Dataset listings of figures
───

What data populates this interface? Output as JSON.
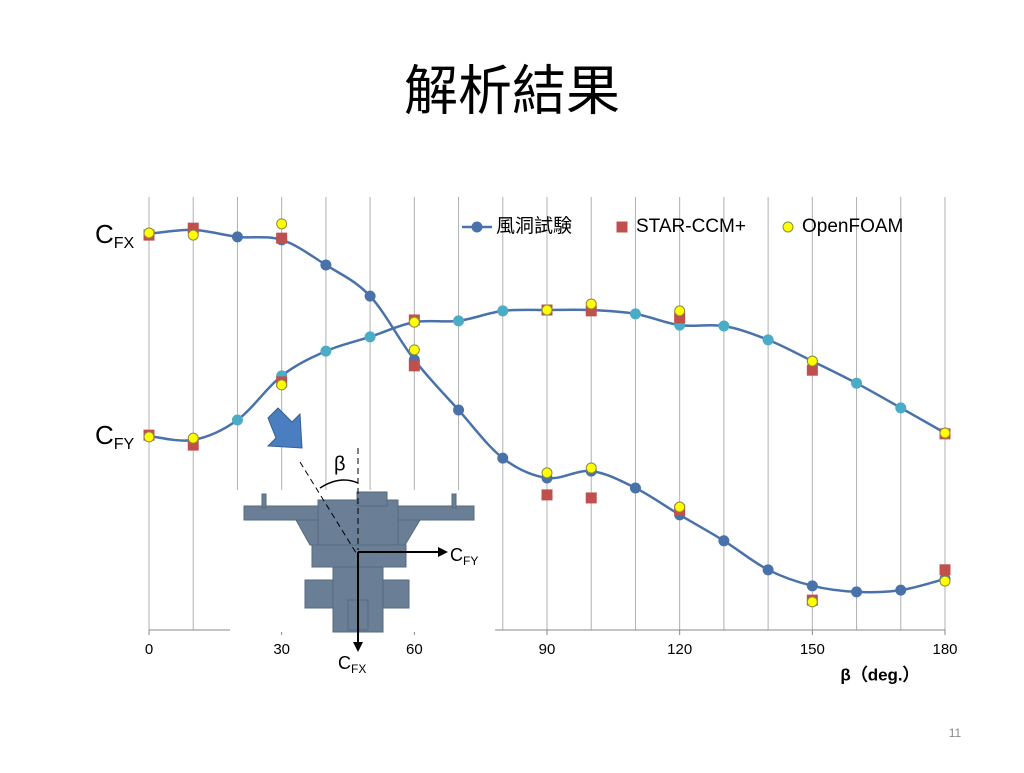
{
  "chart_data": {
    "type": "line",
    "title": "解析結果",
    "x_label": "β（deg.）",
    "page_number": "11",
    "cfx_label": {
      "main": "C",
      "sub": "FX"
    },
    "cfy_label": {
      "main": "C",
      "sub": "FY"
    },
    "diagram": {
      "angle": "β",
      "fy": {
        "main": "C",
        "sub": "FY"
      },
      "fx": {
        "main": "C",
        "sub": "FX"
      }
    },
    "x": [
      0,
      10,
      20,
      30,
      40,
      50,
      60,
      70,
      80,
      90,
      100,
      110,
      120,
      130,
      140,
      150,
      160,
      170,
      180
    ],
    "xlim": [
      0,
      180
    ],
    "xticks": [
      0,
      30,
      60,
      90,
      120,
      150,
      180
    ],
    "x_gridlines": [
      0,
      10,
      20,
      30,
      40,
      50,
      60,
      70,
      80,
      90,
      100,
      110,
      120,
      130,
      140,
      150,
      160,
      170,
      180
    ],
    "ylim": [
      0,
      100
    ],
    "series": [
      {
        "name": "風洞試験",
        "marker": "line-circle",
        "color": "#4a72aa",
        "color_fy": "#4bacc6",
        "cfx": [
          91.5,
          92.4,
          90.8,
          90.1,
          84.3,
          77.1,
          62.4,
          50.8,
          39.7,
          35.1,
          36.7,
          32.8,
          26.6,
          20.6,
          13.9,
          10.2,
          8.8,
          9.2,
          11.8
        ],
        "cfy": [
          44.8,
          43.9,
          48.5,
          58.7,
          64.4,
          67.7,
          71.1,
          71.4,
          73.7,
          73.9,
          73.9,
          73.0,
          70.4,
          70.2,
          67.0,
          62.1,
          57.0,
          51.3,
          45.5
        ]
      },
      {
        "name": "STAR-CCM+",
        "marker": "square",
        "color": "#c0504d",
        "cfx": [
          91.2,
          92.8,
          null,
          90.5,
          null,
          null,
          61.0,
          null,
          null,
          31.2,
          30.5,
          null,
          27.7,
          null,
          null,
          6.9,
          null,
          null,
          13.9
        ],
        "cfy": [
          45.0,
          42.7,
          null,
          57.3,
          null,
          null,
          71.6,
          null,
          null,
          73.9,
          73.7,
          null,
          72.1,
          null,
          null,
          60.0,
          null,
          null,
          45.3
        ]
      },
      {
        "name": "OpenFOAM",
        "marker": "circle",
        "color": "#ffff00",
        "cfx": [
          91.7,
          91.2,
          null,
          93.8,
          null,
          null,
          64.7,
          null,
          null,
          36.3,
          37.4,
          null,
          28.4,
          null,
          null,
          6.5,
          null,
          null,
          11.3
        ],
        "cfy": [
          44.6,
          44.3,
          null,
          56.6,
          null,
          null,
          71.1,
          null,
          null,
          73.9,
          75.3,
          null,
          73.7,
          null,
          null,
          62.1,
          null,
          null,
          45.5
        ]
      }
    ]
  }
}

───

Print all of the records shown above exactly, leaving out each picture.

SOLUTION TO THIS EXERCISE:
What data populates this interface? Output as JSON.
{
  "chart_data": {
    "type": "line",
    "title": "解析結果",
    "x_label": "β（deg.）",
    "page_number": "11",
    "cfx_label": {
      "main": "C",
      "sub": "FX"
    },
    "cfy_label": {
      "main": "C",
      "sub": "FY"
    },
    "diagram": {
      "angle": "β",
      "fy": {
        "main": "C",
        "sub": "FY"
      },
      "fx": {
        "main": "C",
        "sub": "FX"
      }
    },
    "x": [
      0,
      10,
      20,
      30,
      40,
      50,
      60,
      70,
      80,
      90,
      100,
      110,
      120,
      130,
      140,
      150,
      160,
      170,
      180
    ],
    "xlim": [
      0,
      180
    ],
    "xticks": [
      0,
      30,
      60,
      90,
      120,
      150,
      180
    ],
    "x_gridlines": [
      0,
      10,
      20,
      30,
      40,
      50,
      60,
      70,
      80,
      90,
      100,
      110,
      120,
      130,
      140,
      150,
      160,
      170,
      180
    ],
    "ylim": [
      0,
      100
    ],
    "series": [
      {
        "name": "風洞試験",
        "marker": "line-circle",
        "color": "#4a72aa",
        "color_fy": "#4bacc6",
        "cfx": [
          91.5,
          92.4,
          90.8,
          90.1,
          84.3,
          77.1,
          62.4,
          50.8,
          39.7,
          35.1,
          36.7,
          32.8,
          26.6,
          20.6,
          13.9,
          10.2,
          8.8,
          9.2,
          11.8
        ],
        "cfy": [
          44.8,
          43.9,
          48.5,
          58.7,
          64.4,
          67.7,
          71.1,
          71.4,
          73.7,
          73.9,
          73.9,
          73.0,
          70.4,
          70.2,
          67.0,
          62.1,
          57.0,
          51.3,
          45.5
        ]
      },
      {
        "name": "STAR-CCM+",
        "marker": "square",
        "color": "#c0504d",
        "cfx": [
          91.2,
          92.8,
          null,
          90.5,
          null,
          null,
          61.0,
          null,
          null,
          31.2,
          30.5,
          null,
          27.7,
          null,
          null,
          6.9,
          null,
          null,
          13.9
        ],
        "cfy": [
          45.0,
          42.7,
          null,
          57.3,
          null,
          null,
          71.6,
          null,
          null,
          73.9,
          73.7,
          null,
          72.1,
          null,
          null,
          60.0,
          null,
          null,
          45.3
        ]
      },
      {
        "name": "OpenFOAM",
        "marker": "circle",
        "color": "#ffff00",
        "cfx": [
          91.7,
          91.2,
          null,
          93.8,
          null,
          null,
          64.7,
          null,
          null,
          36.3,
          37.4,
          null,
          28.4,
          null,
          null,
          6.5,
          null,
          null,
          11.3
        ],
        "cfy": [
          44.6,
          44.3,
          null,
          56.6,
          null,
          null,
          71.1,
          null,
          null,
          73.9,
          75.3,
          null,
          73.7,
          null,
          null,
          62.1,
          null,
          null,
          45.5
        ]
      }
    ]
  }
}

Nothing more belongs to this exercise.